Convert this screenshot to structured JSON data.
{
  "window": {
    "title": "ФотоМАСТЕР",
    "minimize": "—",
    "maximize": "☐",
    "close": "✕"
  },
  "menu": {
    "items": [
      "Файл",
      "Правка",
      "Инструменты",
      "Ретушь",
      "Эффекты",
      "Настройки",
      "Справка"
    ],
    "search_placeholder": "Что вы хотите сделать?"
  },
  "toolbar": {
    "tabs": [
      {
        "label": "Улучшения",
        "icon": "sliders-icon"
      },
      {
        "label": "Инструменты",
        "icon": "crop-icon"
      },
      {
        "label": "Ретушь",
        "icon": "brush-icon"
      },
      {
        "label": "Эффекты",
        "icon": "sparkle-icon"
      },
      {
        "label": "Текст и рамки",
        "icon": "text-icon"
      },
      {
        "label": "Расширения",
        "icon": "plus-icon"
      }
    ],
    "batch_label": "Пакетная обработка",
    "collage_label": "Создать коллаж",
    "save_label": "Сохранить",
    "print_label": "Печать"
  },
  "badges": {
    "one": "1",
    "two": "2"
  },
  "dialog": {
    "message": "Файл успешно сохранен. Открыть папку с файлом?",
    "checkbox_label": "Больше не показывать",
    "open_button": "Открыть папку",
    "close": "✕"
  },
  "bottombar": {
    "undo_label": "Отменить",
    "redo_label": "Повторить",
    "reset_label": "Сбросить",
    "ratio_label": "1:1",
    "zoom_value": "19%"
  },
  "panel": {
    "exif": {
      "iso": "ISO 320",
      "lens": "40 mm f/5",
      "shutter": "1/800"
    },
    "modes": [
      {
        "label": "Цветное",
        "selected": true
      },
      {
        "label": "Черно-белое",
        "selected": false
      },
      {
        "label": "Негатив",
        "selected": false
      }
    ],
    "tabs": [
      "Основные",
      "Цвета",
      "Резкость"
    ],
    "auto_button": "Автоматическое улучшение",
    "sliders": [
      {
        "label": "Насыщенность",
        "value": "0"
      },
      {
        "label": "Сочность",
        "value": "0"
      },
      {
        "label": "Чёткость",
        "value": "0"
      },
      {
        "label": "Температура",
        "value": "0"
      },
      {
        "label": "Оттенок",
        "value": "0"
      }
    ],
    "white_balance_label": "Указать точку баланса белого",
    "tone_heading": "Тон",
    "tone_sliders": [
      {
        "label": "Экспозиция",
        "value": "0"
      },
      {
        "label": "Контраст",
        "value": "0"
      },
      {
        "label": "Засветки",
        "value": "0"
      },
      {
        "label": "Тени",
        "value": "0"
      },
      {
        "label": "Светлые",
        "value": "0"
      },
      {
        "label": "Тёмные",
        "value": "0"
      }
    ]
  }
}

----------------

- Aim of the task -
Repeat each entry word for word.

- Response for this exercise -
Convert this screenshot to structured JSON data.
{
  "window": {
    "title": "ФотоМАСТЕР",
    "minimize": "—",
    "maximize": "☐",
    "close": "✕"
  },
  "menu": {
    "items": [
      "Файл",
      "Правка",
      "Инструменты",
      "Ретушь",
      "Эффекты",
      "Настройки",
      "Справка"
    ],
    "search_placeholder": "Что вы хотите сделать?"
  },
  "toolbar": {
    "tabs": [
      {
        "label": "Улучшения",
        "icon": "sliders-icon"
      },
      {
        "label": "Инструменты",
        "icon": "crop-icon"
      },
      {
        "label": "Ретушь",
        "icon": "brush-icon"
      },
      {
        "label": "Эффекты",
        "icon": "sparkle-icon"
      },
      {
        "label": "Текст и рамки",
        "icon": "text-icon"
      },
      {
        "label": "Расширения",
        "icon": "plus-icon"
      }
    ],
    "batch_label": "Пакетная обработка",
    "collage_label": "Создать коллаж",
    "save_label": "Сохранить",
    "print_label": "Печать"
  },
  "badges": {
    "one": "1",
    "two": "2"
  },
  "dialog": {
    "message": "Файл успешно сохранен. Открыть папку с файлом?",
    "checkbox_label": "Больше не показывать",
    "open_button": "Открыть папку",
    "close": "✕"
  },
  "bottombar": {
    "undo_label": "Отменить",
    "redo_label": "Повторить",
    "reset_label": "Сбросить",
    "ratio_label": "1:1",
    "zoom_value": "19%"
  },
  "panel": {
    "exif": {
      "iso": "ISO 320",
      "lens": "40 mm f/5",
      "shutter": "1/800"
    },
    "modes": [
      {
        "label": "Цветное",
        "selected": true
      },
      {
        "label": "Черно-белое",
        "selected": false
      },
      {
        "label": "Негатив",
        "selected": false
      }
    ],
    "tabs": [
      "Основные",
      "Цвета",
      "Резкость"
    ],
    "auto_button": "Автоматическое улучшение",
    "sliders": [
      {
        "label": "Насыщенность",
        "value": "0"
      },
      {
        "label": "Сочность",
        "value": "0"
      },
      {
        "label": "Чёткость",
        "value": "0"
      },
      {
        "label": "Температура",
        "value": "0"
      },
      {
        "label": "Оттенок",
        "value": "0"
      }
    ],
    "white_balance_label": "Указать точку баланса белого",
    "tone_heading": "Тон",
    "tone_sliders": [
      {
        "label": "Экспозиция",
        "value": "0"
      },
      {
        "label": "Контраст",
        "value": "0"
      },
      {
        "label": "Засветки",
        "value": "0"
      },
      {
        "label": "Тени",
        "value": "0"
      },
      {
        "label": "Светлые",
        "value": "0"
      },
      {
        "label": "Тёмные",
        "value": "0"
      }
    ]
  }
}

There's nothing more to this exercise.